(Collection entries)
START

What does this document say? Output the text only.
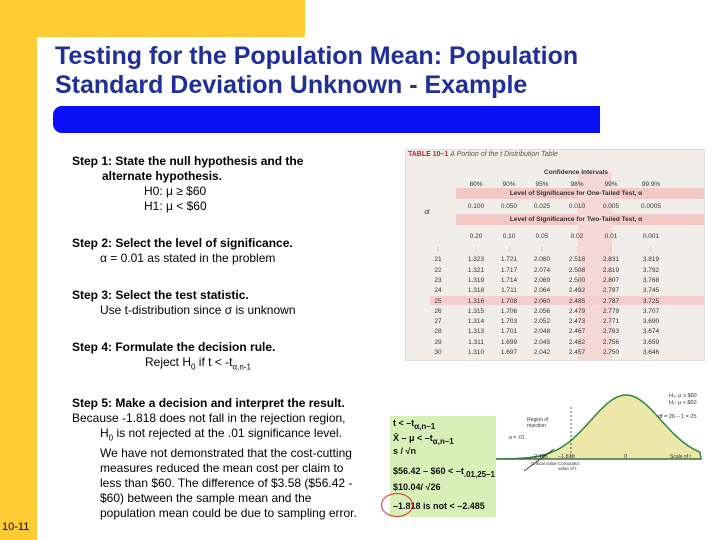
Testing for the Population Mean: Population
Standard Deviation Unknown - Example
Step 1: State the null hypothesis and the
alternate hypothesis.
H0: μ ≥ $60
H1: μ < $60
Step 2: Select the level of significance.
α = 0.01 as stated in the problem
Step 3: Select the test statistic.
Use t-distribution since σ is unknown
Step 4: Formulate the decision rule.
Reject $H_0$ if $t < -t_{\alpha,n-1}$
Step 5: Make a decision and interpret the result.
Because -1.818 does not fall in the rejection region,
$H_0$ is not rejected at the .01 significance level.
We have not demonstrated that the cost-cutting
measures reduced the mean cost per claim to
less than $60. The difference of $3.58 ($56.42 -
$60) between the sample mean and the
population mean could be due to sampling error.
TABLE 10–1 A Portion of the t Distribution Table
Confidence Intervals
80%	90%	95%	98%	99%	99.9%
Level of Significance for One-Tailed Test, α
df
0.100	0.050	0.025	0.010	0.005	0.0005
Level of Significance for Two-Tailed Test, α
0.20	0.10	0.05	0.02	0.01	0.001
:	:	:	:	:	:	:
21	1.323	1.721	2.080	2.518	2.831	3.819
22	1.321	1.717	2.074	2.508	2.819	3.792
23	1.319	1.714	2.069	2.500	2.807	3.768
24	1.318	1.711	2.064	2.492	2.797	3.745
25	1.316	1.708	2.060	2.485	2.787	3.725
26	1.315	1.706	2.056	2.479	2.779	3.707
27	1.314	1.703	2.052	2.473	2.771	3.690
28	1.313	1.701	2.048	2.467	2.763	3.674
29	1.311	1.699	2.045	2.462	2.756	3.659
30	1.310	1.697	2.042	2.457	2.750	3.646
H₀: μ ≥ $60
H₁: μ < $60
df = 26 – 1 = 25
Region of rejection
α = .01
–2.485
Critical value
–1.818
Computed value of t
0	Scale of t
$t < -t_{\alpha,n-1}$
X̄ – $\mu < -t_{\alpha,n-1}$
s / √n
$56.42 – $60 < $-t_{.01,25-1}$
$10.04/ √26
–1.818 is not < –2.485
10-11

END

▶ Stated problem
Restate the whole of the material word for word without the pictures.

▶ Solution for this problem
What does this document say? Output the text only.
Testing for the Population Mean: Population
Standard Deviation Unknown - Example
Step 1: State the null hypothesis and the
alternate hypothesis.
H0: μ ≥ $60
H1: μ < $60
Step 2: Select the level of significance.
α = 0.01 as stated in the problem
Step 3: Select the test statistic.
Use t-distribution since σ is unknown
Step 4: Formulate the decision rule.
Reject $H_0$ if $t < -t_{\alpha,n-1}$
Step 5: Make a decision and interpret the result.
Because -1.818 does not fall in the rejection region,
$H_0$ is not rejected at the .01 significance level.
We have not demonstrated that the cost-cutting
measures reduced the mean cost per claim to
less than $60. The difference of $3.58 ($56.42 -
$60) between the sample mean and the
population mean could be due to sampling error.
TABLE 10–1 A Portion of the t Distribution Table
Confidence Intervals
80%	90%	95%	98%	99%	99.9%
Level of Significance for One-Tailed Test, α
df
0.100	0.050	0.025	0.010	0.005	0.0005
Level of Significance for Two-Tailed Test, α
0.20	0.10	0.05	0.02	0.01	0.001
:	:	:	:	:	:	:
21	1.323	1.721	2.080	2.518	2.831	3.819
22	1.321	1.717	2.074	2.508	2.819	3.792
23	1.319	1.714	2.069	2.500	2.807	3.768
24	1.318	1.711	2.064	2.492	2.797	3.745
25	1.316	1.708	2.060	2.485	2.787	3.725
26	1.315	1.706	2.056	2.479	2.779	3.707
27	1.314	1.703	2.052	2.473	2.771	3.690
28	1.313	1.701	2.048	2.467	2.763	3.674
29	1.311	1.699	2.045	2.462	2.756	3.659
30	1.310	1.697	2.042	2.457	2.750	3.646
H₀: μ ≥ $60
H₁: μ < $60
df = 26 – 1 = 25
Region of rejection
α = .01
–2.485
Critical value
–1.818
Computed value of t
0	Scale of t
$t < -t_{\alpha,n-1}$
X̄ – $\mu < -t_{\alpha,n-1}$
s / √n
$56.42 – $60 < $-t_{.01,25-1}$
$10.04/ √26
–1.818 is not < –2.485
10-11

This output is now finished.